Where a line contains the string "hydraulic", copy that line.

======

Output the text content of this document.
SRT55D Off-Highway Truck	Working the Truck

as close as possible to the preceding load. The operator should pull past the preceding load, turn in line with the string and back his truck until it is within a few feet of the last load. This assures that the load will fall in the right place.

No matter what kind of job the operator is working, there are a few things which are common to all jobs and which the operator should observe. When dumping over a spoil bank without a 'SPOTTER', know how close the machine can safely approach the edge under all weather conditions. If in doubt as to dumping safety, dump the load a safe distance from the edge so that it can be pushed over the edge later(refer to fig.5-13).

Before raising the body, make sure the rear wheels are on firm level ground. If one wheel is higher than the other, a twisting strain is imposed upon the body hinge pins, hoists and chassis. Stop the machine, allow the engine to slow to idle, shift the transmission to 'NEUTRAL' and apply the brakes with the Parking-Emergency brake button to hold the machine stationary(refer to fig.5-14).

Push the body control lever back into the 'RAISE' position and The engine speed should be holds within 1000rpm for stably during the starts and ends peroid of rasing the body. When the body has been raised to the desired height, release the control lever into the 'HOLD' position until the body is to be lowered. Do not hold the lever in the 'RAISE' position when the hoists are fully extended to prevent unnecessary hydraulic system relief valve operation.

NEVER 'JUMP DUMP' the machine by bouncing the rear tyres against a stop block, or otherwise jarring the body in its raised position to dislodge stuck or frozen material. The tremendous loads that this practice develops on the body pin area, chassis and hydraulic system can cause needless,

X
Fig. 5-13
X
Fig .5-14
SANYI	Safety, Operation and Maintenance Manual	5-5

======

* [Full solution]
Push the body control lever back into the 'RAISE' position and The engine speed should be holds within 1000rpm for stably during the starts and ends peroid of rasing the body. When the body has been raised to the desired height, release the control lever into the 'HOLD' position until the body is to be lowered. Do not hold the lever in the 'RAISE' position when the hoists are fully extended to prevent unnecessary hydraulic system relief valve operation.
NEVER 'JUMP DUMP' the machine by bouncing the rear tyres against a stop block, or otherwise jarring the body in its raised position to dislodge stuck or frozen material. The tremendous loads that this practice develops on the body pin area, chassis and hydraulic system can cause needless,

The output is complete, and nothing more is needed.